#### DATASET ROWS ####

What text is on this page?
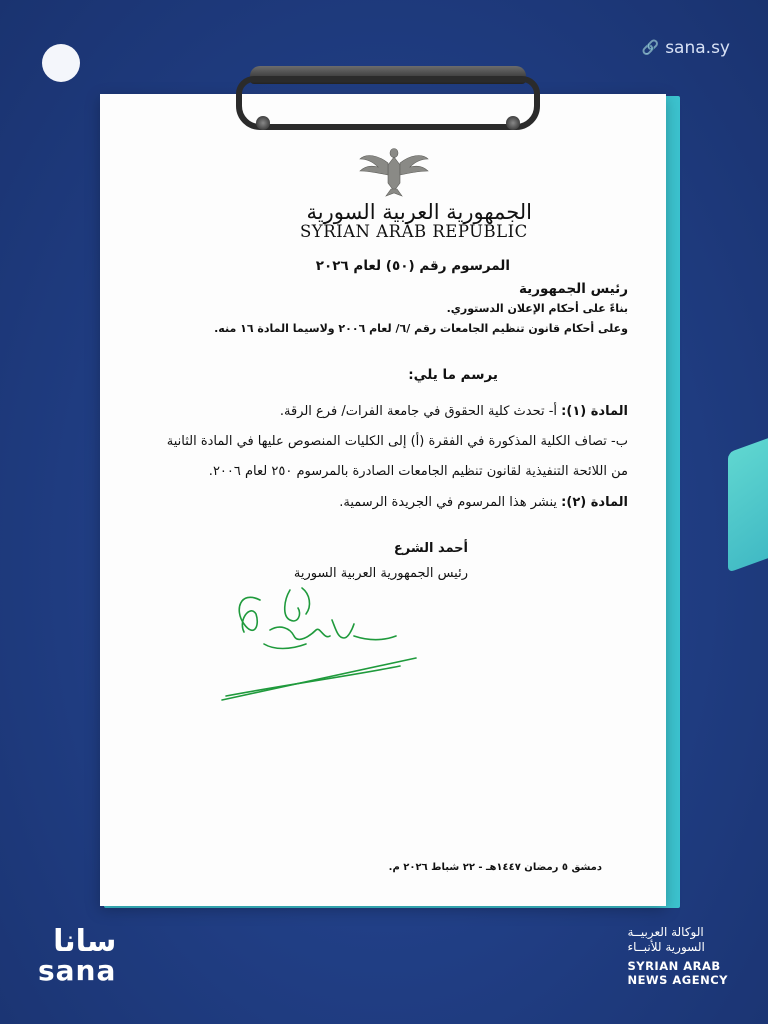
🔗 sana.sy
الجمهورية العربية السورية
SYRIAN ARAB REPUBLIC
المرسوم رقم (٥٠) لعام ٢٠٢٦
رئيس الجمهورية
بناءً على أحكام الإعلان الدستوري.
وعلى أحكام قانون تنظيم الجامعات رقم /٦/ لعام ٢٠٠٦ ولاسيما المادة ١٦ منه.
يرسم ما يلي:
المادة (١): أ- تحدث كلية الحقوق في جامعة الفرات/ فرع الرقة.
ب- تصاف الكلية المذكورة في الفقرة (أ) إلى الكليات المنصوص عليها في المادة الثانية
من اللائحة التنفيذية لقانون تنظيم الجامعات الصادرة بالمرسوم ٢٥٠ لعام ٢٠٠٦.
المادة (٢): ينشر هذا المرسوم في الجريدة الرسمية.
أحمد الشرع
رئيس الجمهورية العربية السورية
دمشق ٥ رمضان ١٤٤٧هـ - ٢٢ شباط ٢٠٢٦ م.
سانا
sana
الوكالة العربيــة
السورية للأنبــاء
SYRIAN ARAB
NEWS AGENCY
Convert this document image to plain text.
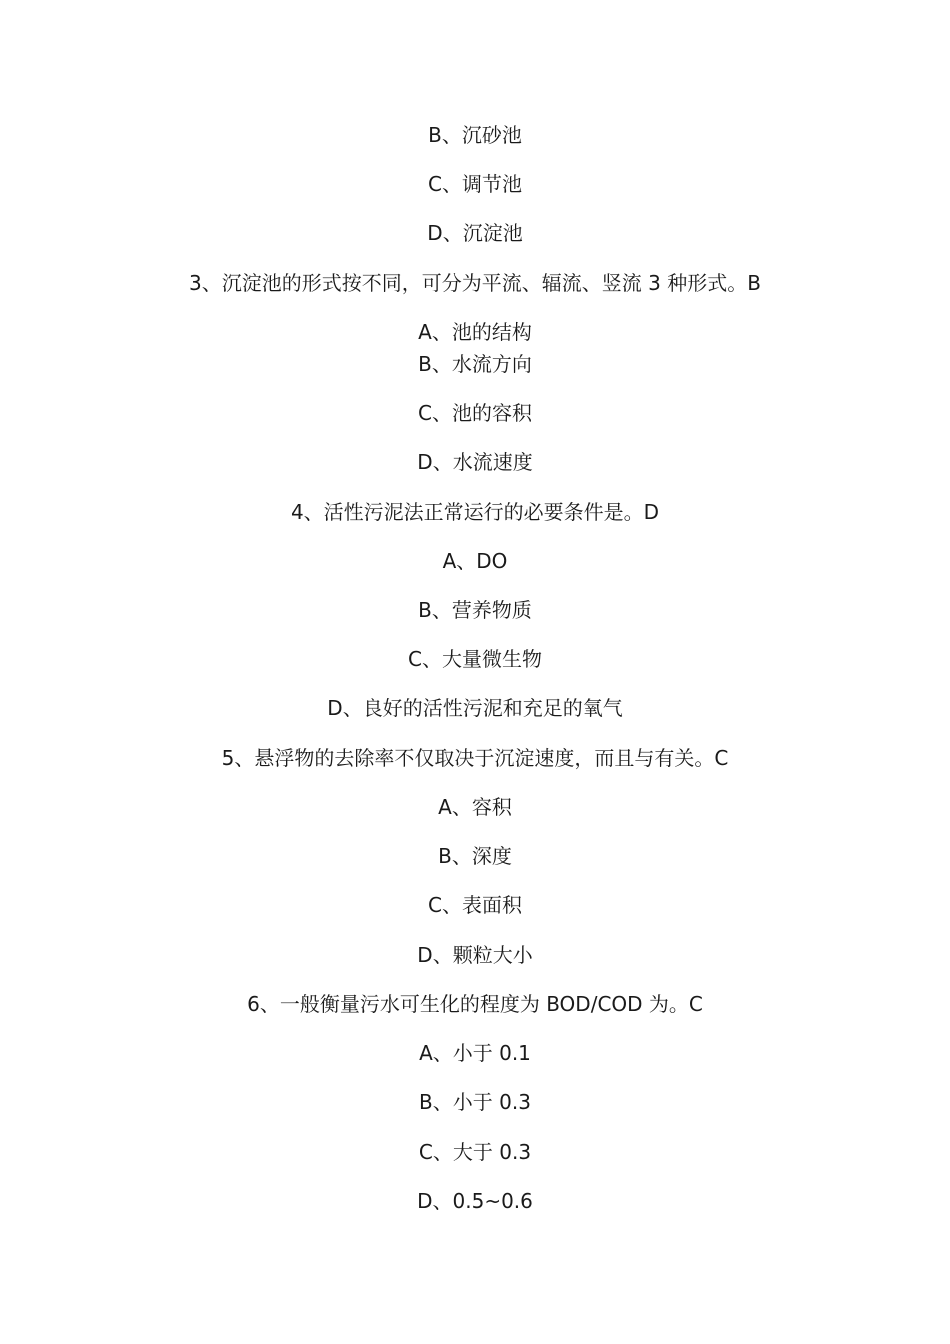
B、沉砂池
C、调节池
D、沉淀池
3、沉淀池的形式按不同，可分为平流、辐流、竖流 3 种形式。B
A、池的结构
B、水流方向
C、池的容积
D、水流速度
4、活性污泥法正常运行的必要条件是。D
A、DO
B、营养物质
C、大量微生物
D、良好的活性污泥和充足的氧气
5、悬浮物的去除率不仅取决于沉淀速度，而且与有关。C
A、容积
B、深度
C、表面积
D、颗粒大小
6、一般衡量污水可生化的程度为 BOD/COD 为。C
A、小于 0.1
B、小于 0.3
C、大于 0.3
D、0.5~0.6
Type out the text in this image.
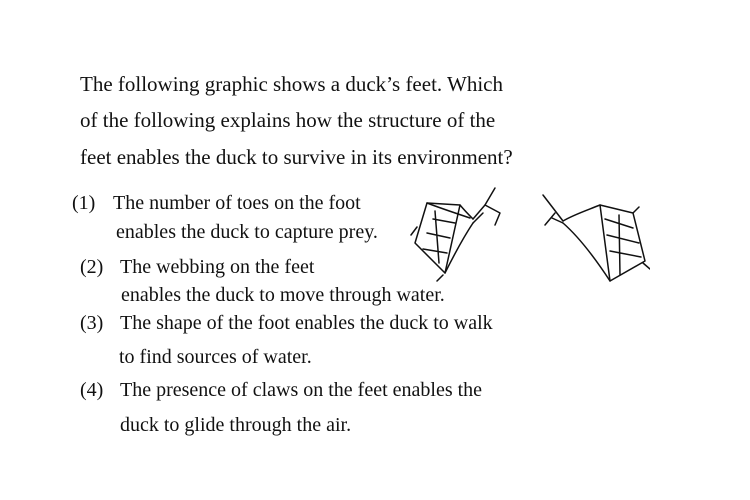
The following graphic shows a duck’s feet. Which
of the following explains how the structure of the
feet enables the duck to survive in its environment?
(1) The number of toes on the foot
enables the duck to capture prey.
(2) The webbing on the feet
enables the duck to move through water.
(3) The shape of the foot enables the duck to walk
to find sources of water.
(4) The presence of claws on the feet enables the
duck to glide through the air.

####
#### DATASET ROWS ####

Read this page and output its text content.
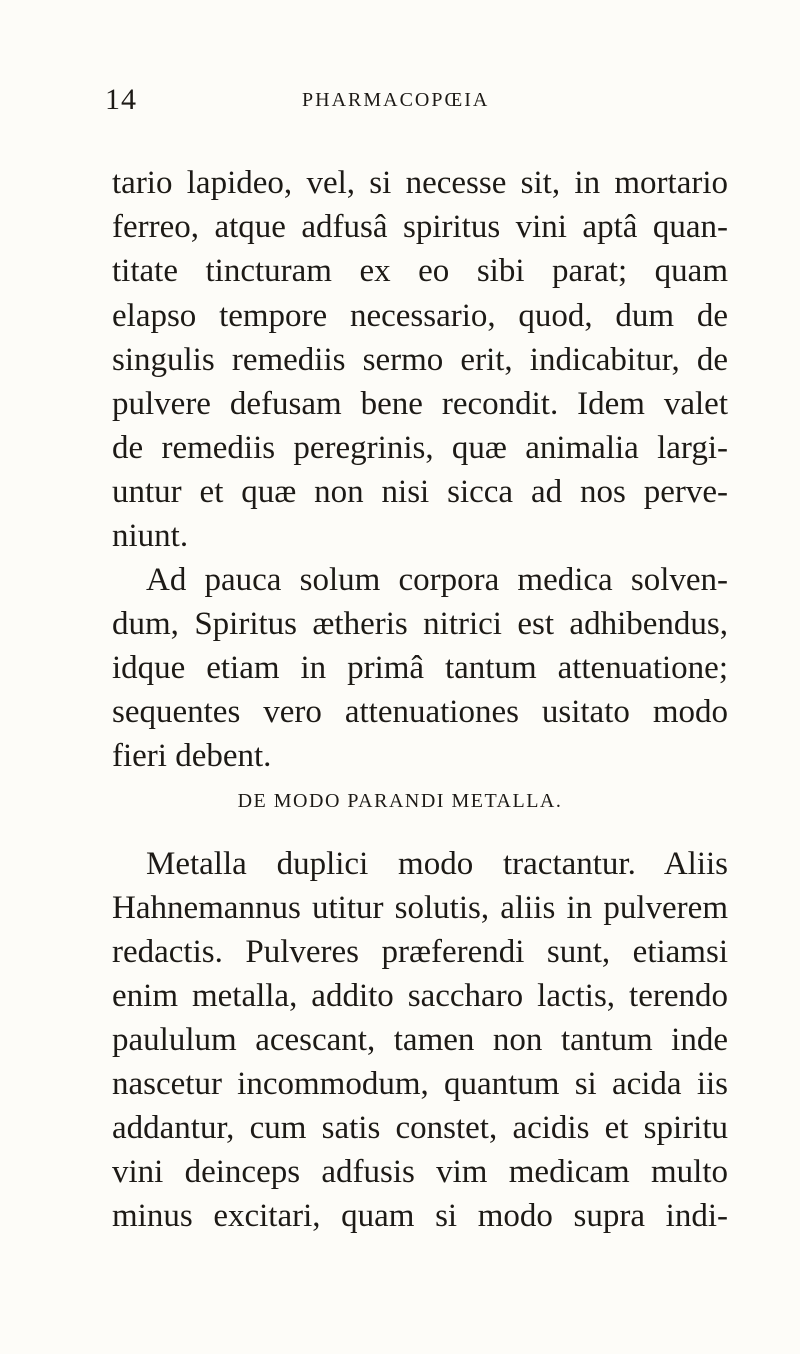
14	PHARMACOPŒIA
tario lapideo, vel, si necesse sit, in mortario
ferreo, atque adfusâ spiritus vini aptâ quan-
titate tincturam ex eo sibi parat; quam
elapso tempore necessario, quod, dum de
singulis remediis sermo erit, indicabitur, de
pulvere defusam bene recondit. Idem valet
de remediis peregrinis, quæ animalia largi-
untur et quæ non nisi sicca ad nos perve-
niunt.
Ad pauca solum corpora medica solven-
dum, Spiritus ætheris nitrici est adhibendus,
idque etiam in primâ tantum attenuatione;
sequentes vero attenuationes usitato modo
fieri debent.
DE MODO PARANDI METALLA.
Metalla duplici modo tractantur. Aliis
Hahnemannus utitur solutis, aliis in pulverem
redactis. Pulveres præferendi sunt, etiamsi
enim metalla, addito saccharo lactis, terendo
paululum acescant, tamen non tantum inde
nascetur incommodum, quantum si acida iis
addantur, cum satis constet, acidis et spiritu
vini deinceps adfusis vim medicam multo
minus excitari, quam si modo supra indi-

####

EXERCISE BRIEF
Your reply is one number: how many lines of the records above contain the word "enables".

RESPONSE BELOW
5